*** DATA SHOWN Section Begins ***

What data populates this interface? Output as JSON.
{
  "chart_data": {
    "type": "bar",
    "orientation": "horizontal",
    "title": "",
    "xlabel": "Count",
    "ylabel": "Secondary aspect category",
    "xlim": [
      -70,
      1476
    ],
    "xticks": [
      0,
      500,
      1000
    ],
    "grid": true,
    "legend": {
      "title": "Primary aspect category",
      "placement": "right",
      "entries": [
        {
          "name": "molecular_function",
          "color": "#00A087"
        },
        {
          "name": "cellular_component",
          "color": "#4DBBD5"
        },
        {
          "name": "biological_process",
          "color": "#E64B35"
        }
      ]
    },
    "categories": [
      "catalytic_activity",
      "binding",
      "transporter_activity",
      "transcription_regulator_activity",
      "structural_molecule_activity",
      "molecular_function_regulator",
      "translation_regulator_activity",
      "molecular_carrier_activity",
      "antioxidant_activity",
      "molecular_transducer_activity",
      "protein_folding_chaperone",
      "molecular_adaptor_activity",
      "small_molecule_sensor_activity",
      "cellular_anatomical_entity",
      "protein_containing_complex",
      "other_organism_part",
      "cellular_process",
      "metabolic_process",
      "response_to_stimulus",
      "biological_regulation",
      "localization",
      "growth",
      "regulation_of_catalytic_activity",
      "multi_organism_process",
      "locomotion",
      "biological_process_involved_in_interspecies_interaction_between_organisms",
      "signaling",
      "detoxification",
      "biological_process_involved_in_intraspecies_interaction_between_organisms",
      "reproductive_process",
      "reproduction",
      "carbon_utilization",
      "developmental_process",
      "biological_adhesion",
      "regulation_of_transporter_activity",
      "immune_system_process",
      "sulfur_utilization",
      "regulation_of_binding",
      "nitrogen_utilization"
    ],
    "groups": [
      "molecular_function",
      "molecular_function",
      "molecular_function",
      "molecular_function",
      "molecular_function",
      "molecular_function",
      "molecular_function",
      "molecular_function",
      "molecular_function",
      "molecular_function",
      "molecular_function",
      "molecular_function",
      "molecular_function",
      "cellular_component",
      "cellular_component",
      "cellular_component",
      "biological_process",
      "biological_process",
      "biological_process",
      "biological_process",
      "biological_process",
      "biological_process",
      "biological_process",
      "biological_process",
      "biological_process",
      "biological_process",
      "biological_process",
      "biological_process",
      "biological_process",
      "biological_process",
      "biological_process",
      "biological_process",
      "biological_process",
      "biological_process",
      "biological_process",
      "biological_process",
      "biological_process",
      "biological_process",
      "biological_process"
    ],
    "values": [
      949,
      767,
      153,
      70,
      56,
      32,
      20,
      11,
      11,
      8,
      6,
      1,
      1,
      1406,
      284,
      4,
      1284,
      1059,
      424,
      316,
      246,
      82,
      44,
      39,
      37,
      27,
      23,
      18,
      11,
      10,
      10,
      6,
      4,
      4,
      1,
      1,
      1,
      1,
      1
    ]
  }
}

*** DATA SHOWN Section Ends ***
*** DATA SHOWN Section Begins ***

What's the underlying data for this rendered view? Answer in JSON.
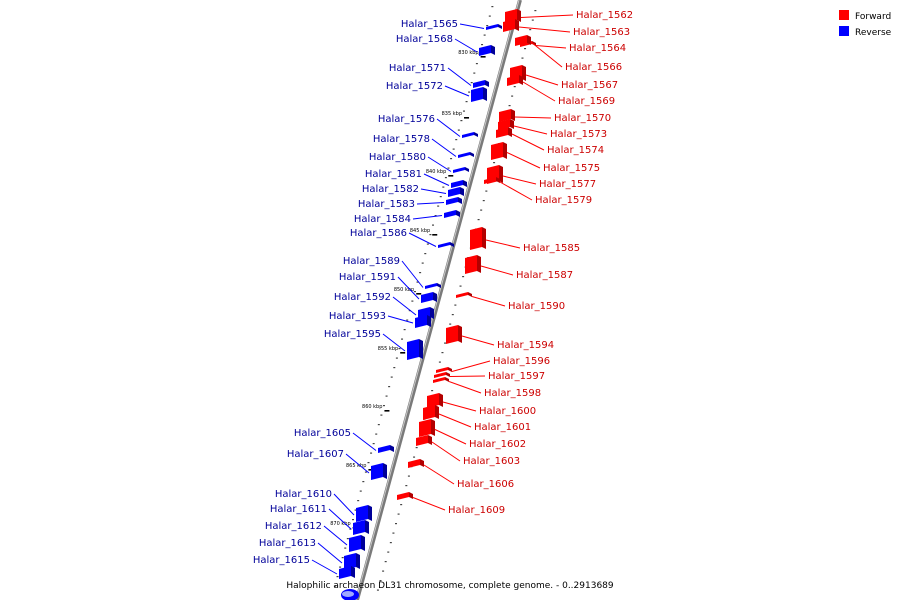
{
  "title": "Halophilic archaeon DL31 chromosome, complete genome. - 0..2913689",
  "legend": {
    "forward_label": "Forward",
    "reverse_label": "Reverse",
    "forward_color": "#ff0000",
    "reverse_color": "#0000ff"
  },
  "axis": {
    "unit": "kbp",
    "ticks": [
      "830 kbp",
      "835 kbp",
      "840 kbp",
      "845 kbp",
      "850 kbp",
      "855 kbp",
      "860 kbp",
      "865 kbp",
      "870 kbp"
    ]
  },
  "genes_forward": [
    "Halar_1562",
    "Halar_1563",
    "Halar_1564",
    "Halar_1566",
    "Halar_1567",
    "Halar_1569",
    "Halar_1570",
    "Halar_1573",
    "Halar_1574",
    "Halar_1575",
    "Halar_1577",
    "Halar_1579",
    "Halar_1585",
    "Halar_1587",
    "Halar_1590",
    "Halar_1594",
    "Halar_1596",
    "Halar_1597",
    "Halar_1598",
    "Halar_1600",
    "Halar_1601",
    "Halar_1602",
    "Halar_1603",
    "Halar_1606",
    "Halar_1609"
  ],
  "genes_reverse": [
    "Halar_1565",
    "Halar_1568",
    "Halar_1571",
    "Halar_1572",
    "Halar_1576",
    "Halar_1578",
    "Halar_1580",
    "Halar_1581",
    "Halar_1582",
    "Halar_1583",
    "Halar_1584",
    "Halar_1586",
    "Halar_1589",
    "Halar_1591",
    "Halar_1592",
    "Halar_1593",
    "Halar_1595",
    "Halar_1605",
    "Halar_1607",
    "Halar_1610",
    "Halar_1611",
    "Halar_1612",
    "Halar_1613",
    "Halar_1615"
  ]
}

*** DATA SHOWN Section Ends ***
*** DATA SHOWN Section Begins ***

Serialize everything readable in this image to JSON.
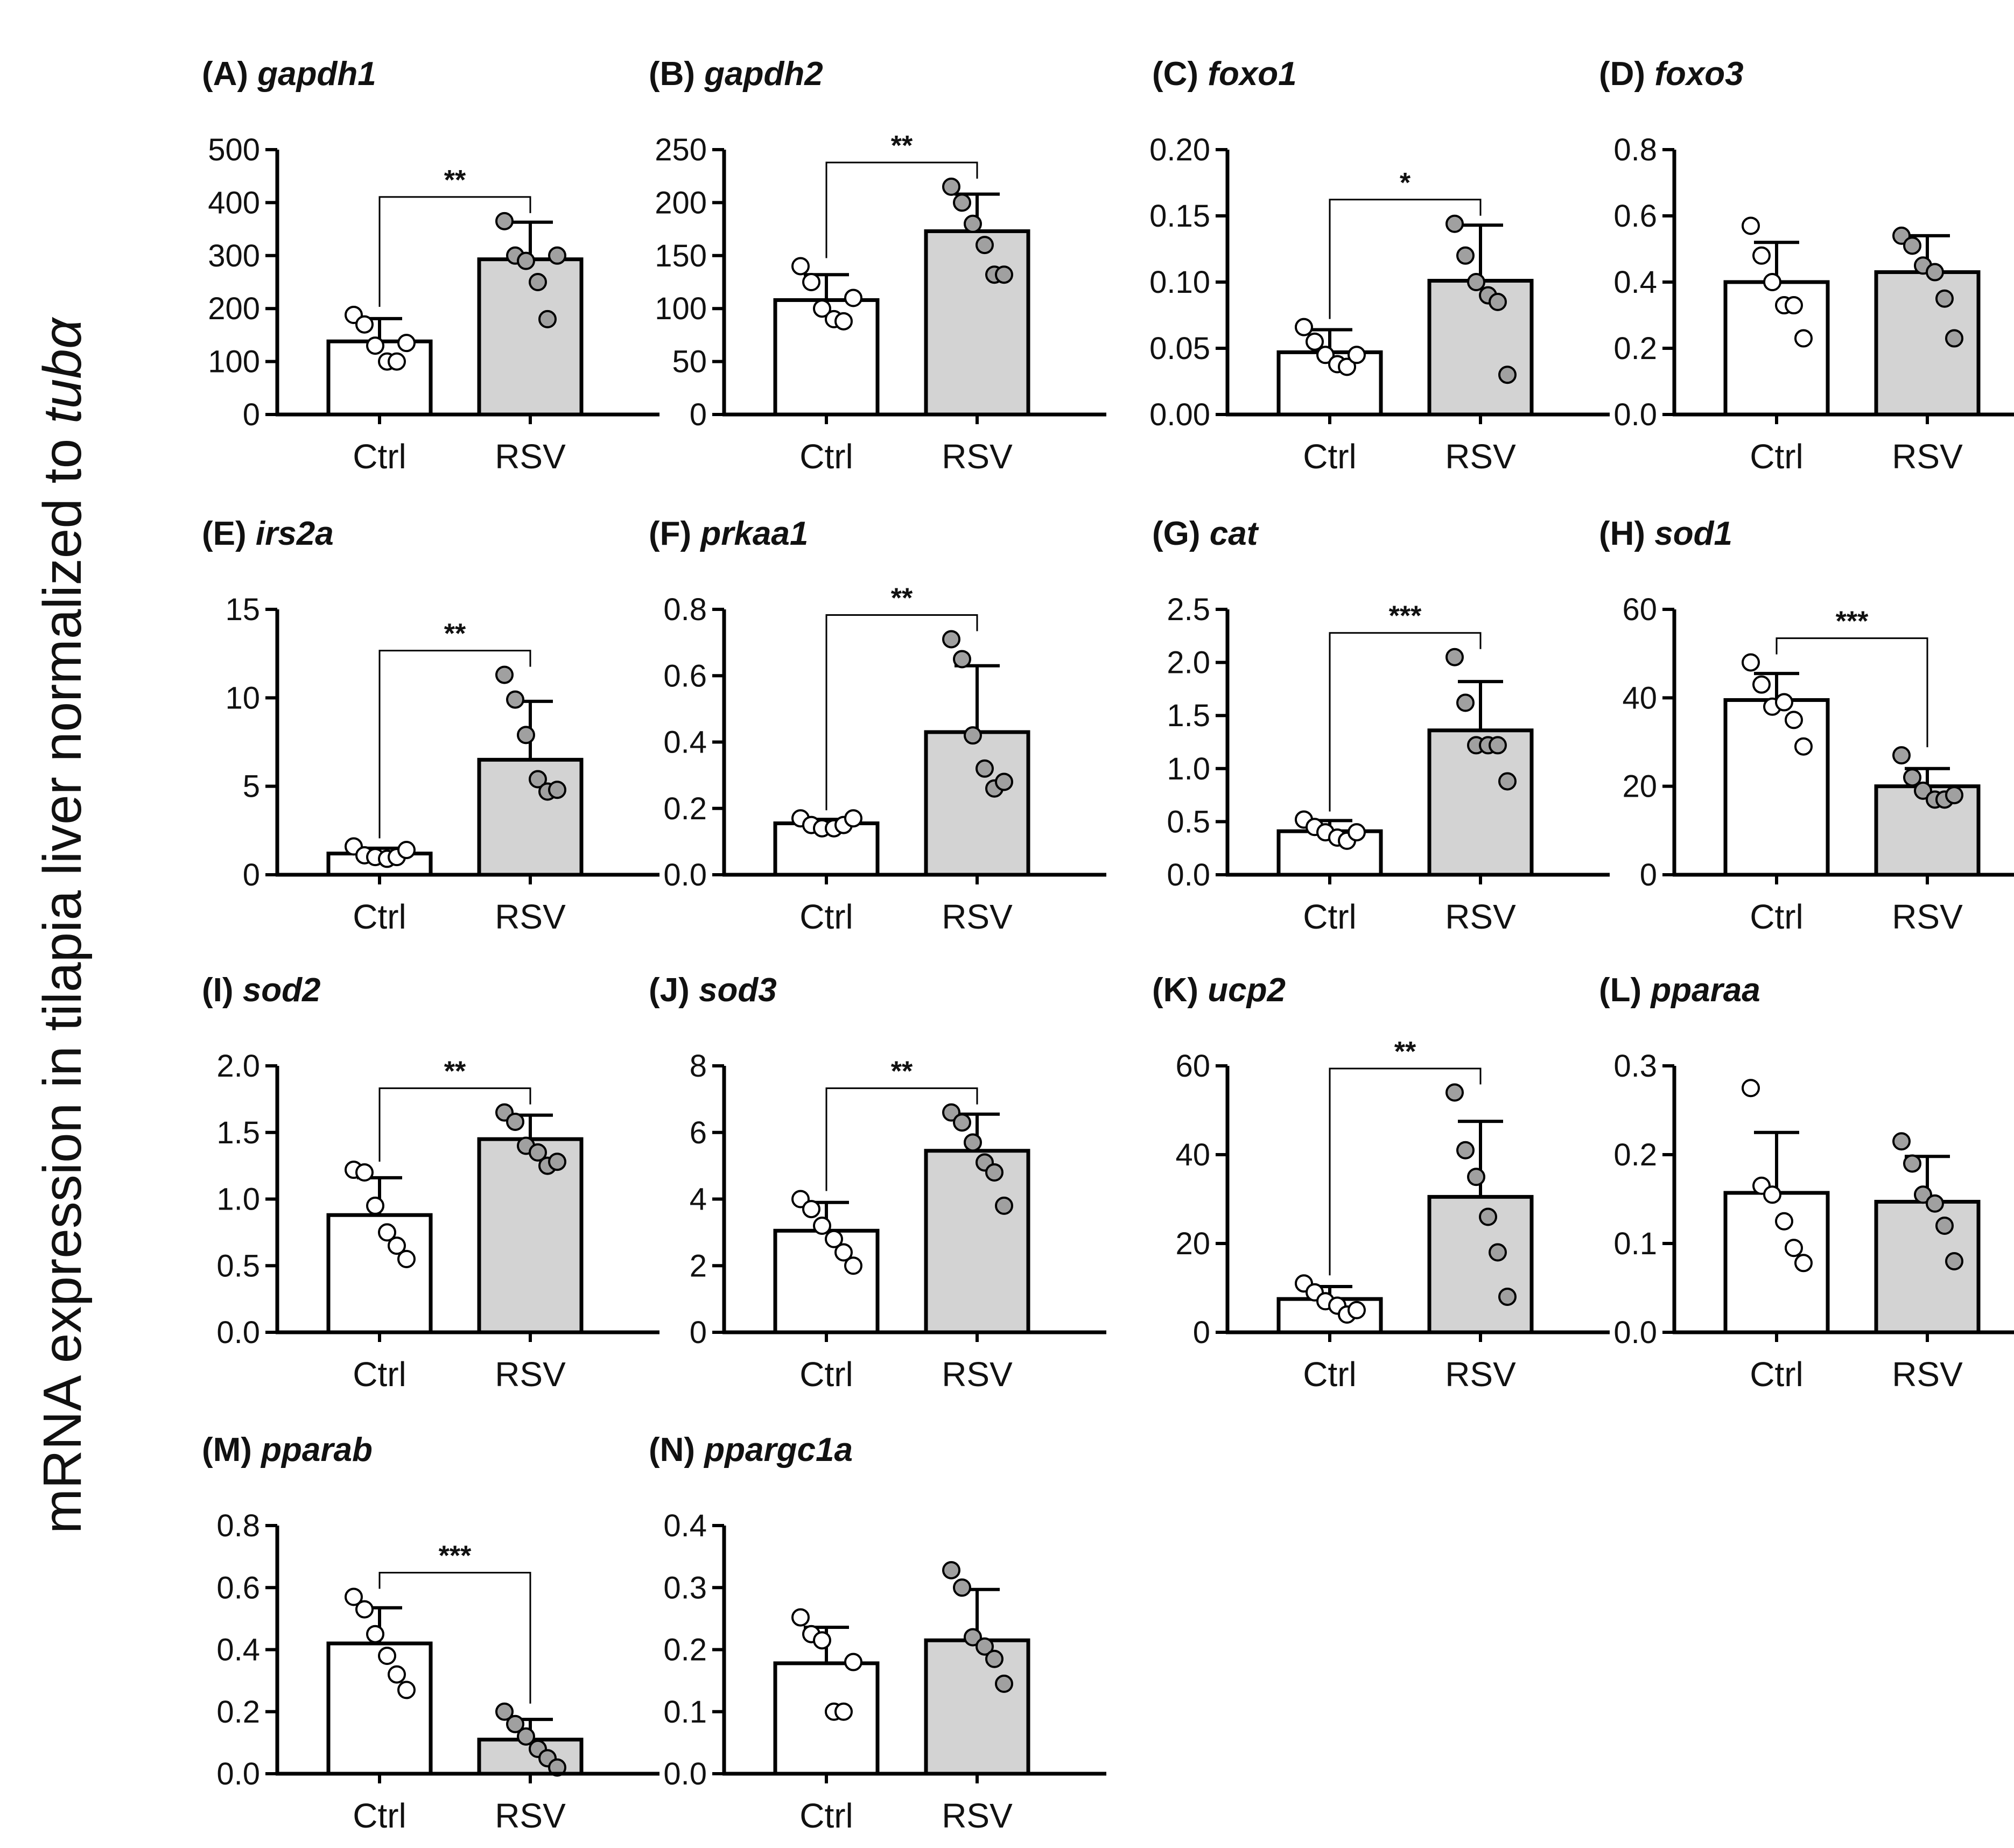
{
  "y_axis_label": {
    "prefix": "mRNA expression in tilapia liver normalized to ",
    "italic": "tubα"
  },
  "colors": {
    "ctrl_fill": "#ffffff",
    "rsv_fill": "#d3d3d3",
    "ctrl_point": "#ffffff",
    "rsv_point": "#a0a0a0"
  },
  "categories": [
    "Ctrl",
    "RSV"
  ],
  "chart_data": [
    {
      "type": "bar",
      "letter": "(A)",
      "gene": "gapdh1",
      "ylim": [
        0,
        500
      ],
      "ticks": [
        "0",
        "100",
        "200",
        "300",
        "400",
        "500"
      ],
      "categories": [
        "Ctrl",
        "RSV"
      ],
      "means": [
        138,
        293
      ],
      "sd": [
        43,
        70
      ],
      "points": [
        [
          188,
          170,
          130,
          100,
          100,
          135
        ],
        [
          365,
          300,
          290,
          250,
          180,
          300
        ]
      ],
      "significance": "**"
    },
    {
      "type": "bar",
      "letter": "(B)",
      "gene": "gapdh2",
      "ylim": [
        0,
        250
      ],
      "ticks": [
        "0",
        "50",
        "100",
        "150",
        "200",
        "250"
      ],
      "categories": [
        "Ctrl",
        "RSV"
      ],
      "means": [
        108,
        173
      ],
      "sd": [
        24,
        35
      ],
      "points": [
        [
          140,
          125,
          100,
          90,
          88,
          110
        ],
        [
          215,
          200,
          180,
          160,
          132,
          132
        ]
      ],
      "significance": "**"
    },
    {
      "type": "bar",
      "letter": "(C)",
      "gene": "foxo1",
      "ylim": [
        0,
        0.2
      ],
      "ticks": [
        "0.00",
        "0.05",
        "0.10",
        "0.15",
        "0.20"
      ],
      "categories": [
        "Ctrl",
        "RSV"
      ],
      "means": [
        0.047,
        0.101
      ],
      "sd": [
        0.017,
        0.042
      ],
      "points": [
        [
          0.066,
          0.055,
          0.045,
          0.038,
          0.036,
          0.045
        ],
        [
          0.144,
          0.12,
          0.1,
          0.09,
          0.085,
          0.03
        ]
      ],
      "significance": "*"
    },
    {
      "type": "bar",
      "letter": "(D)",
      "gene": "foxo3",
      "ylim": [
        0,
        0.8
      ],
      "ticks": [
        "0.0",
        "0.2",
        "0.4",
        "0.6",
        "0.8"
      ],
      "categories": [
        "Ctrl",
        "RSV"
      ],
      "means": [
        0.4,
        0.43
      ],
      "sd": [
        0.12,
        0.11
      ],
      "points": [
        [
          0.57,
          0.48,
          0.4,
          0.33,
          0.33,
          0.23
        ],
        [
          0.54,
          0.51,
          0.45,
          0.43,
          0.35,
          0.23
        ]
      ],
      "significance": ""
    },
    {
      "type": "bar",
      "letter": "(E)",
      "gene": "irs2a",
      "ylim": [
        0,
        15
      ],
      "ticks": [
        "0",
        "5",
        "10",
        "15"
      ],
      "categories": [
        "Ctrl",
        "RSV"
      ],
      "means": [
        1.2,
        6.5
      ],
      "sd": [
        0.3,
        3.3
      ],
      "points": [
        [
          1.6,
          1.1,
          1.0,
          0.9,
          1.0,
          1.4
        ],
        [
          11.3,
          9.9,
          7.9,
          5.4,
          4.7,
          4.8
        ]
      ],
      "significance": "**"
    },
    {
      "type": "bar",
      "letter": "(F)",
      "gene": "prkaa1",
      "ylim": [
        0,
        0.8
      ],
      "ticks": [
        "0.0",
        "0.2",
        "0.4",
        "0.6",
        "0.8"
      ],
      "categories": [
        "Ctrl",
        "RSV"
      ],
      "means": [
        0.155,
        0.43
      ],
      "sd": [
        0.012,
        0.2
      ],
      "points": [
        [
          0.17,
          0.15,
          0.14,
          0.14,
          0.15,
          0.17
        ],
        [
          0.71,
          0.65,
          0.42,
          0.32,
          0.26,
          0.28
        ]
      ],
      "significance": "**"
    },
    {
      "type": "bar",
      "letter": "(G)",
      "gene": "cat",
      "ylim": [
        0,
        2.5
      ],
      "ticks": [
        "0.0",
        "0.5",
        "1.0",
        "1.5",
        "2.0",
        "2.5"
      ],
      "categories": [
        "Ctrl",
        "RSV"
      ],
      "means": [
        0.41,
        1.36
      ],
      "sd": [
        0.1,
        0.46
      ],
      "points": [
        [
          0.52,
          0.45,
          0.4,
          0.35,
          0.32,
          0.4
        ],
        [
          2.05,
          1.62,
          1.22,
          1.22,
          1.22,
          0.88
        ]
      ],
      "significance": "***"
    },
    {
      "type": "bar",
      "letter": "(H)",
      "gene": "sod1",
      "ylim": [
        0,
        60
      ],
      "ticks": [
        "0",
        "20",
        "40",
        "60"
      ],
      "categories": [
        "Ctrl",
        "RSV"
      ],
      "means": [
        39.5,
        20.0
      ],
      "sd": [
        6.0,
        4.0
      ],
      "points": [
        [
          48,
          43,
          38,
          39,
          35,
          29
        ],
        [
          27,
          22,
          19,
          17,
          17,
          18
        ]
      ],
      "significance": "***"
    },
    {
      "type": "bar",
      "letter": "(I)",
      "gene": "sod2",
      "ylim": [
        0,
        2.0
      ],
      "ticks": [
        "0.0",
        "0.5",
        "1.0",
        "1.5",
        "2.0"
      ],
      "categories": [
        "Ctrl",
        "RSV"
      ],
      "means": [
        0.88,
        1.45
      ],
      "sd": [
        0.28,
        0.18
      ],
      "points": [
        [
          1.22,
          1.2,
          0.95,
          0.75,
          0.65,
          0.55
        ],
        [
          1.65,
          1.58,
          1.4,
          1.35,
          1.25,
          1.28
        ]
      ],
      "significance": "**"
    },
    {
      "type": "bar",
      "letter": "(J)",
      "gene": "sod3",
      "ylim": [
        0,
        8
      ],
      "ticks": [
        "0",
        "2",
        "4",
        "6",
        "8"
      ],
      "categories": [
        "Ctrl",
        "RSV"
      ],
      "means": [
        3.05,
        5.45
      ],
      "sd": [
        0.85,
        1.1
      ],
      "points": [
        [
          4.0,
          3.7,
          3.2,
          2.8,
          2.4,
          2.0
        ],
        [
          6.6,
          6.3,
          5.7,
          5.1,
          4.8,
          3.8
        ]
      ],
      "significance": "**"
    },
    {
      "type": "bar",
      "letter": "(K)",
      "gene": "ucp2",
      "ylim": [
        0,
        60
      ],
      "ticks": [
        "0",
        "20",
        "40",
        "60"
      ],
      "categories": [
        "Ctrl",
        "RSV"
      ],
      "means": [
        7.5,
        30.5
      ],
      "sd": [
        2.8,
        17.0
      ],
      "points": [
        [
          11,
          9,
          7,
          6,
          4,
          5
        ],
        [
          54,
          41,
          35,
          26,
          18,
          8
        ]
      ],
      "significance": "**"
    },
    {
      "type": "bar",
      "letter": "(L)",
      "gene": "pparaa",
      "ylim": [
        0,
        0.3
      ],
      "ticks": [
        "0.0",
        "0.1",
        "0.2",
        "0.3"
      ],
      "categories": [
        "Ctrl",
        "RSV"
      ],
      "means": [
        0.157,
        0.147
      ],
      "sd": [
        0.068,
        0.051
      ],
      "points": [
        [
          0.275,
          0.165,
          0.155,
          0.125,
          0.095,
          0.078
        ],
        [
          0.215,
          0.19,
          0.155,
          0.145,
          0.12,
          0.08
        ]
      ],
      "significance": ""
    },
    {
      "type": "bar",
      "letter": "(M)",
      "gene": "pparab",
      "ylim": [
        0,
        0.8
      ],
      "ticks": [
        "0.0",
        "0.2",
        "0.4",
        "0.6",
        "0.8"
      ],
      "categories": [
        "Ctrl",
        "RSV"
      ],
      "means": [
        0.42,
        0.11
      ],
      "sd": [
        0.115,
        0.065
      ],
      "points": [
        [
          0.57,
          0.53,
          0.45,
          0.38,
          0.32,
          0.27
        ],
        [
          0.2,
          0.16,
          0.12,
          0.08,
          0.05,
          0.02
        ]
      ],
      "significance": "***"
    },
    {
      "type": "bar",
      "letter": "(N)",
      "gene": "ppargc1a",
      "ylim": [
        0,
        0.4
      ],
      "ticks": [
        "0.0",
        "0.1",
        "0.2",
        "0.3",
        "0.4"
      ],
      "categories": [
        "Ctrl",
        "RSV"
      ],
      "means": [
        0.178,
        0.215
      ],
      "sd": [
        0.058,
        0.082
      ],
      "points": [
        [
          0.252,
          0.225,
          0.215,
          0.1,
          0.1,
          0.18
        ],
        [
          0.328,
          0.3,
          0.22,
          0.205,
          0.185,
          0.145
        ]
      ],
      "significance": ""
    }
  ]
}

*** DATA SHOWN Section Ends ***

== AIM OF THE EXERCISE ==
Every line containing the word "What" must be copied from the material above.

== RESPONSE TO THIS TASK ==
What data populates this interface? Output as JSON.
What's the underlying data for this rendered view? Answer in JSON.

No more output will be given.